----- Material for this task
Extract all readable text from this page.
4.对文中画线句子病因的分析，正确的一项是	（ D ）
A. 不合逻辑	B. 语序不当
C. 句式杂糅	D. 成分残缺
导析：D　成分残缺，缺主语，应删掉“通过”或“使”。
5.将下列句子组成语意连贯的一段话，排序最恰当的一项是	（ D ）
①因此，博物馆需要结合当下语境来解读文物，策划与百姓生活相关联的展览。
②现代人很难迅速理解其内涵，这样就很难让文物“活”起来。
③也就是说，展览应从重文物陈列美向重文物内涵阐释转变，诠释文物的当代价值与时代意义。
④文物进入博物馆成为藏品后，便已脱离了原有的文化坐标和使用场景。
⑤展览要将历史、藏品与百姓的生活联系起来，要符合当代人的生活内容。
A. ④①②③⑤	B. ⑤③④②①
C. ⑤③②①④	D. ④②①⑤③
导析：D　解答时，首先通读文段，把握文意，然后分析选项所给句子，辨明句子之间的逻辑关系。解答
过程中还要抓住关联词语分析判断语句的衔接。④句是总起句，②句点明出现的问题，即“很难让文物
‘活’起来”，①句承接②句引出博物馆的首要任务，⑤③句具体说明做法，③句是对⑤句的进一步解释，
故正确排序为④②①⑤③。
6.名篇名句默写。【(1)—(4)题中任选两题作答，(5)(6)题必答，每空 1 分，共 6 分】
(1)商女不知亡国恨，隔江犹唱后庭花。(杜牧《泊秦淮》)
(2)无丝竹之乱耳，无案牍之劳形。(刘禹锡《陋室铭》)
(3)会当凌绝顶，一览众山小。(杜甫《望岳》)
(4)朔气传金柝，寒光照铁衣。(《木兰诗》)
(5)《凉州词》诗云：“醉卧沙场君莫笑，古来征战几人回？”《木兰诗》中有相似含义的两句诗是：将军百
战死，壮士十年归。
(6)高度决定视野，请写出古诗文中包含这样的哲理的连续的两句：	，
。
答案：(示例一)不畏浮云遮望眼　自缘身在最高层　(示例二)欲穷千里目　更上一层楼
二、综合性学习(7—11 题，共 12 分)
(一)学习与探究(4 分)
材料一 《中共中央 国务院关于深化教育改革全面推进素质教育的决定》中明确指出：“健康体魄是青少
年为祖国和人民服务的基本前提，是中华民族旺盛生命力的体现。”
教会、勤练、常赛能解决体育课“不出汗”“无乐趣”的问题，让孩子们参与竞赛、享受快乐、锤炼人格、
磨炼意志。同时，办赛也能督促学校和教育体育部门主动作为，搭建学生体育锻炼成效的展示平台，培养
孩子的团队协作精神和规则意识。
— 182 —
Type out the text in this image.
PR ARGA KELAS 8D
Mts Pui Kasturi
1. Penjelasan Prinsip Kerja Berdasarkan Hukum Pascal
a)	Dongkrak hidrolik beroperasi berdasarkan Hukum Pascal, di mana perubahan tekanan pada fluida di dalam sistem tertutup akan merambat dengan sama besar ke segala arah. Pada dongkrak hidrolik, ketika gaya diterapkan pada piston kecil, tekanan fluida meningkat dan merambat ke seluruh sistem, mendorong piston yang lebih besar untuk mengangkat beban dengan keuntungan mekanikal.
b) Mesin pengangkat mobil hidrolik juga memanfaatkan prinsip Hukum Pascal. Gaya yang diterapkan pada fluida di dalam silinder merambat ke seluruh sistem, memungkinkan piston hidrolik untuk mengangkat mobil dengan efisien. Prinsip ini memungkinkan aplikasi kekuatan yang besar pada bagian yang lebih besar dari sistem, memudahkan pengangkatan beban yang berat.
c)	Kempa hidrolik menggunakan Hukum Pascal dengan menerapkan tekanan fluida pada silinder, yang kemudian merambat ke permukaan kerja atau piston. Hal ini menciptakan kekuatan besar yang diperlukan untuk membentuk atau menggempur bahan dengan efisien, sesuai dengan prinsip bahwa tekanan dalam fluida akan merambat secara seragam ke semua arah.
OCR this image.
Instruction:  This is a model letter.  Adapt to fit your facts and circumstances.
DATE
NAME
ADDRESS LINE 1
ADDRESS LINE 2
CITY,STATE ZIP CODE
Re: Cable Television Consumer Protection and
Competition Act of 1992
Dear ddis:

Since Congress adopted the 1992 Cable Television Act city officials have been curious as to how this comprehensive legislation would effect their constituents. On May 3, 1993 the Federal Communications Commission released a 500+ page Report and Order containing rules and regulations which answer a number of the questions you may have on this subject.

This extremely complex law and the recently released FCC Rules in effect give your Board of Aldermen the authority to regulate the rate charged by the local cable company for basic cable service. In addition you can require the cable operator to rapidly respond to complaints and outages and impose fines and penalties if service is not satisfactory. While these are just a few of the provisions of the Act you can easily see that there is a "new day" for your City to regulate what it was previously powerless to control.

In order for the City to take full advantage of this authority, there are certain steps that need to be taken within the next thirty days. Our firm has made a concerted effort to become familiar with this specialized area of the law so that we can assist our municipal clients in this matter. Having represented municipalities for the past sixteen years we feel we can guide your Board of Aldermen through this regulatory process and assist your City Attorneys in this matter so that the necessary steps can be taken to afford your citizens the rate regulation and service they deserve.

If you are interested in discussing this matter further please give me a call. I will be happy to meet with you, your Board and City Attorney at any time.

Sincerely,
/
----------
• Work to be completed
Where a line in the material contains "image", copy that line.

• Final result
Type out the text in this image.
OCR this image.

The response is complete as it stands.